Mais la carte n'est pas le territoire éclaire le dicton. Sauf que la référence systématique à la carte permet, selon les motivations : au mieux un déni confortable, au pire une stratégie de conservation et d'accroissement du pouvoir et de la domination.

[1] [Histoire] Esclavage: les pays qui se sont excusés et ceux qui ne l'ont pas fait (article du 16/07/2022)

Correspondance privée du samedi 08 juillet

Autre autre bonne idée : après une répression massive policière puis judiciaire [1] déployée sur les territoires abandonnés par la République, le discours de dépolitisation des révoltes de la jeunesse discriminée, la menace de couper les réseaux sociaux, la volonté de réprimer les parents de classe défavorisée, Emmanuel Macron veut durcir l’Éducation nationale pour remettre de l’autorité à l’école (je te laisse deviner quelle catégorie de la population est ciblée).

En fait, ça ne m'étonnerait pas que tout cela soit mis en œuvre, à l'exception de la menace de couper les réseaux sociaux qui est la seule proposition qui ne vise pas les populations discriminées et qui servait juste de diversion.

… complétée le lendemain

Je peux développer un peu si tu veux.

- ENREGISTREMENTS FOURNIS:
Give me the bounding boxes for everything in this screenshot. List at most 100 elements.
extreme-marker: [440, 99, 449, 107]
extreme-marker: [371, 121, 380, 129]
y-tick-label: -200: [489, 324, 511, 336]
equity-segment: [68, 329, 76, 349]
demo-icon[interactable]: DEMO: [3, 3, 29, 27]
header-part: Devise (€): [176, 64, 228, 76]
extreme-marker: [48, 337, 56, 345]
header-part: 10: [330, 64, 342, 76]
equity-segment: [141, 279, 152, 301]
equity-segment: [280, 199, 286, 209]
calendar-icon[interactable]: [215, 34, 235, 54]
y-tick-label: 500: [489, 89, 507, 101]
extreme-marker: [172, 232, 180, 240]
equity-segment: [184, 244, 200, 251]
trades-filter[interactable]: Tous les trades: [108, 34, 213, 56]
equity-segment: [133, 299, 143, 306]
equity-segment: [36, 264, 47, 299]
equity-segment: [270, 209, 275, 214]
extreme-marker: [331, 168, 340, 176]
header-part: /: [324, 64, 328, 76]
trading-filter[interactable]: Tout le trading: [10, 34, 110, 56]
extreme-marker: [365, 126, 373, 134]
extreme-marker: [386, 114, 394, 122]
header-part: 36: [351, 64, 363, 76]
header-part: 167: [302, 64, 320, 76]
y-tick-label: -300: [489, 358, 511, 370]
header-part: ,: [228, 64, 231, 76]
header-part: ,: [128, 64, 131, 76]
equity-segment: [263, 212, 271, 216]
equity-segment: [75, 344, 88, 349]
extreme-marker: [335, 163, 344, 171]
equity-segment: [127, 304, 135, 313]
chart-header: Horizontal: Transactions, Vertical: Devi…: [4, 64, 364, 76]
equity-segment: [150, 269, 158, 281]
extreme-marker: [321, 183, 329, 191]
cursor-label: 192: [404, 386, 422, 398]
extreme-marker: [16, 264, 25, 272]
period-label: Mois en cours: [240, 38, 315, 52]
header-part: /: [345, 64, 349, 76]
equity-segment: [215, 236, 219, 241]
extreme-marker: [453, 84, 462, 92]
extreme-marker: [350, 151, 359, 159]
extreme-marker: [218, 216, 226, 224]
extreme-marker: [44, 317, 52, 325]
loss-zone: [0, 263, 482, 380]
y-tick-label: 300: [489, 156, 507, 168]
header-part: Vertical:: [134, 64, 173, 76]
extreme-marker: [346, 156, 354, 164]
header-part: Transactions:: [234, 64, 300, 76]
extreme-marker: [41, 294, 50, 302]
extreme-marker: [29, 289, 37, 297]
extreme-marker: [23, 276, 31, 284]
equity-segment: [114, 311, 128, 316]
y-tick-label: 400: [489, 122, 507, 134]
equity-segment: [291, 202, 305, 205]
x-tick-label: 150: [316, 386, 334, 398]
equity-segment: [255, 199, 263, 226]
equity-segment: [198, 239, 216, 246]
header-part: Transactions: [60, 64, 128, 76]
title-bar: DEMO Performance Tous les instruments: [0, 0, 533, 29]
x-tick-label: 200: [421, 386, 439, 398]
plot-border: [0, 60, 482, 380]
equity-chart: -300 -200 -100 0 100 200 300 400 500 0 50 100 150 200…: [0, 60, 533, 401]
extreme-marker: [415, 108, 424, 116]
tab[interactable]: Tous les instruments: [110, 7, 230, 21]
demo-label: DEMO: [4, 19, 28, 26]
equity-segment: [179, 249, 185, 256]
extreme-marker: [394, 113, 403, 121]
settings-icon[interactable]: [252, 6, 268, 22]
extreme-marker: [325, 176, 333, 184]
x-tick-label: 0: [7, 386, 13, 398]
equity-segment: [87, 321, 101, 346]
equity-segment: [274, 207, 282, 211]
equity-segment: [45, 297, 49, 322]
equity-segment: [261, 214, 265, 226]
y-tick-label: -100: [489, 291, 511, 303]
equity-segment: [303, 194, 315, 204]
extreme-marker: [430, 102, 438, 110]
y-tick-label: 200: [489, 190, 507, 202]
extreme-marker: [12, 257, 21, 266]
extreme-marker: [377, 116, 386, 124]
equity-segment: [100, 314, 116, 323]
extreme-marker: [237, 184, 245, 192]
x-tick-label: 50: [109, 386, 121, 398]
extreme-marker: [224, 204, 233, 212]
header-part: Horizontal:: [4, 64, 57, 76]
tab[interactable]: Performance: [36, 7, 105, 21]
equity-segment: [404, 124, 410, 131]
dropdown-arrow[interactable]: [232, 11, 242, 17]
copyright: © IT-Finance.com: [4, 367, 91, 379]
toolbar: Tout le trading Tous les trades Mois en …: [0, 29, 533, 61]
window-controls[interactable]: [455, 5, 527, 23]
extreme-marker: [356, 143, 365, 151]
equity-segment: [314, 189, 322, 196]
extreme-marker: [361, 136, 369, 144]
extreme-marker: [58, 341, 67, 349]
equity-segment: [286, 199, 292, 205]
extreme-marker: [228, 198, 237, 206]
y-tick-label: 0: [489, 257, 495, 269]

- CONSIGNES:
(a) Indiquez si chacune des affirmations suivantes concorde avec le texte sur les révoltes de la jeunesse, en répondant par oui ou par non et en citant les mots qui le montrent. (i) La menace de couper les réseaux sociaux ne servait que de diversion. (ii) Emmanuel Macron veut assouplir l'Éducation nationale. (iii) La correspondance privée est datée du dimanche 9 juillet.
(b) Prolongez le texte sur les révoltes de la jeunesse après sa dernière phrase.
Les enregistrements n'ont aucun rapport avec le texte sur les révoltes de la jeunesse.

- RÉPONSES PAR CONSIGNE:
(a)
(i) Oui : « qui servait juste de diversion ».
(ii) Non : « Emmanuel Macron veut durcir l’Éducation nationale pour remettre de l’autorité à l’école ».
(iii) Non : « Correspondance privée du samedi 08 juillet ».

(b)
Il m'a fallu du temps dans mon parcours de compréhension de la culture de l'inceste (en tant que grille de lecture, après celle du viol dont elle s'inspire et qu'elle étend, élargissant ainsi le tableau descriptif et surtout explicatif du continuum des violences de l'intime) pour bien appréhender cette notion de domination qui commence et se renouvelle en permanence dans l'intimité.

C'est à ma deuxième lecture de "L'inceste dans les règles du patriarcat", de Juliet Drouar, in La culture de l'inceste (collectif, au Seuil - sept 2022) que j'ai fini par en saisir le sens et la portée. Quelques extraits :

Cette mise en relation constante et asymétrique pour tout et n'importe quoi permet de pérenniser ces catégories. Devenir « un homme » ou devenir « une femme » […] est donc avant tout occuper une place de dominant ou de dominée au regard de l'autre groupe et dans les interactions répétées avec cet autre groupe. En effet, sans interactions répétées de domination (où l'un oblige l'autre), les personnes ne peuvent se constituer comme dominant et dominée, et en l'occurrence comme personnes « homme » et « femme ». Autrement dit, si à chaque fois que vous croisez quelqu'un vous faites une courbette, vous finissez par être courbée. (p.51)

Plus loin :

Ainsi, au sein de la communauté occidentale « famille », les positions de dominant·es-dominé·es en fonction de l'âge et du sexe sont structurelles. Les actes de domination, dont l'inceste, qui ont lieu en son sein sont donc non seulement prévisibles mais a priori nécessaires à la reconduction de ce type de communauté. Comme nous l'avons dit, il faut des relations et des actes de domination pour reproduire/constituer performativement ces positions de domination. (p.57)

Et aussi :

En effet, pour maintenir des positions de dominant·es-dominé·es, il s'agit de multiplier les interactions en domination. Les positions de domination ne s'affirmant pas ex nihilo mais en lien direct avec cet « autre » par une pluralité d'actes la signifiant. (p.65)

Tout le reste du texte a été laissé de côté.